====== Task material ======

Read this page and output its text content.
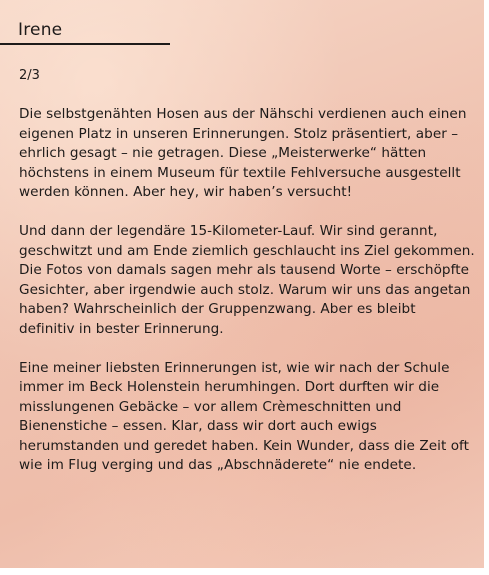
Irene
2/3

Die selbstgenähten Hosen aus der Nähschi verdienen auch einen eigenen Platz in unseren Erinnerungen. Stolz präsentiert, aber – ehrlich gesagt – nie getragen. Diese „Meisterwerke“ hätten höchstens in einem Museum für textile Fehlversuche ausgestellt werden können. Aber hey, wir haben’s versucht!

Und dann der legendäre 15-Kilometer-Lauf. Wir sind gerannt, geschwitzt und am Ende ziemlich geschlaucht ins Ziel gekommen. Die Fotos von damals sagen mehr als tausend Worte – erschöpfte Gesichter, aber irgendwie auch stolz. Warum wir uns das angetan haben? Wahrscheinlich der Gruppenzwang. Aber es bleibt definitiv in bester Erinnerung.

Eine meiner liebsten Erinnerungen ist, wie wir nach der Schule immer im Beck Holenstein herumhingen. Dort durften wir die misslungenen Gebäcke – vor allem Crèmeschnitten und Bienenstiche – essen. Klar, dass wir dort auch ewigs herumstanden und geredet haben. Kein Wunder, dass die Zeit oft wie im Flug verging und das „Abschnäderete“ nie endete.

======
====== Task material ======

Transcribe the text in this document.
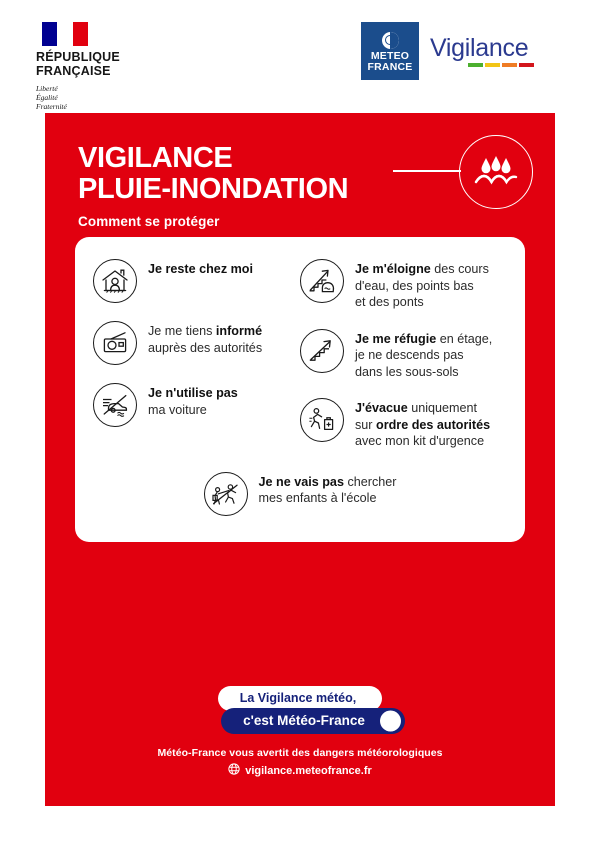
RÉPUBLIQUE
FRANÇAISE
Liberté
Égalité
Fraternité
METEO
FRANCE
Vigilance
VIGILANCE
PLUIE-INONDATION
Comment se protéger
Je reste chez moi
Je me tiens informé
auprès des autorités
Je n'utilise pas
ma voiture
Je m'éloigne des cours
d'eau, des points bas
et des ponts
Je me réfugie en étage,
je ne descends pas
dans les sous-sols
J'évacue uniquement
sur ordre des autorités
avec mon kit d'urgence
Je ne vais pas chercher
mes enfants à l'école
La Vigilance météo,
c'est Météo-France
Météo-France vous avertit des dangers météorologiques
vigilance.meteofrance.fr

======
====== Task material ======

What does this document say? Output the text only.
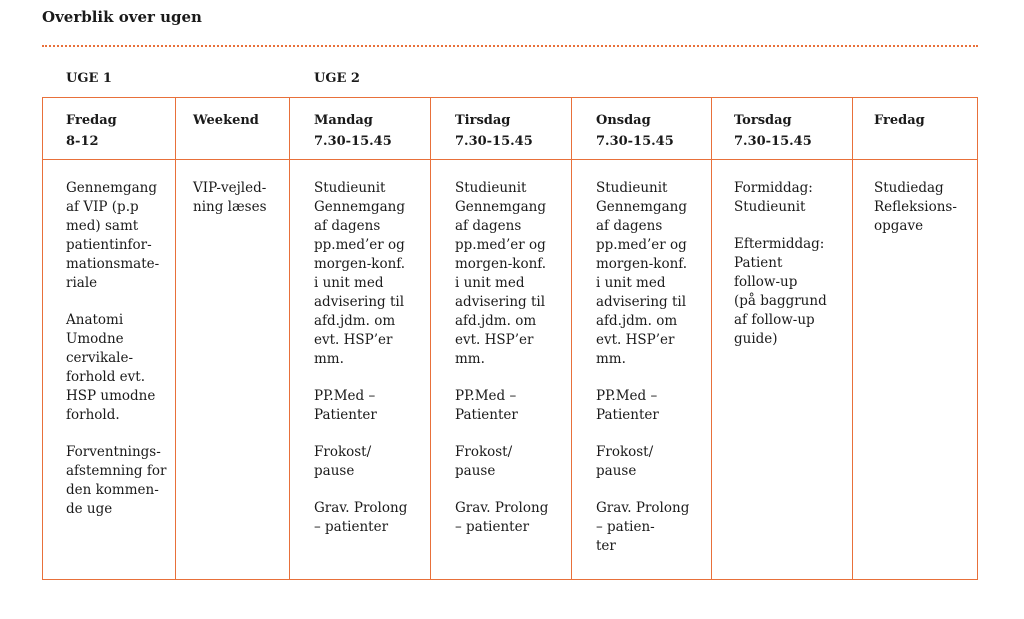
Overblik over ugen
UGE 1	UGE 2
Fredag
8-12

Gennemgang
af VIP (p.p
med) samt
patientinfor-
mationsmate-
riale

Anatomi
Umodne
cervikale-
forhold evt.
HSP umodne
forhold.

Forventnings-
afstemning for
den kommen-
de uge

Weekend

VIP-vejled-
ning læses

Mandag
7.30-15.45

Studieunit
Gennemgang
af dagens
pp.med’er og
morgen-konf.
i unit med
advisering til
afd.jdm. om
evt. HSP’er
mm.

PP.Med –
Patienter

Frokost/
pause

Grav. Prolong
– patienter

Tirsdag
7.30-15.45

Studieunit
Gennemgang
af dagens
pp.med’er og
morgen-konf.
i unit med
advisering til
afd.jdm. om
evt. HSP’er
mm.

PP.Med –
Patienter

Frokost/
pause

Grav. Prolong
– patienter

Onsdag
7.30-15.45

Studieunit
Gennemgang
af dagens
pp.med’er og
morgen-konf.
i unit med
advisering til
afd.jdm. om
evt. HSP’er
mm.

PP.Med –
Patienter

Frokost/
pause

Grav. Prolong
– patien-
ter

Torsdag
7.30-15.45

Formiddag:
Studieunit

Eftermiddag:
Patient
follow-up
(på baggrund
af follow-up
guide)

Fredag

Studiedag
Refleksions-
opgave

======

Work to do: Go through the entries above and pull out each line with "autorités" in it.

Solution for this task:
auprès des autorités
sur ordre des autorités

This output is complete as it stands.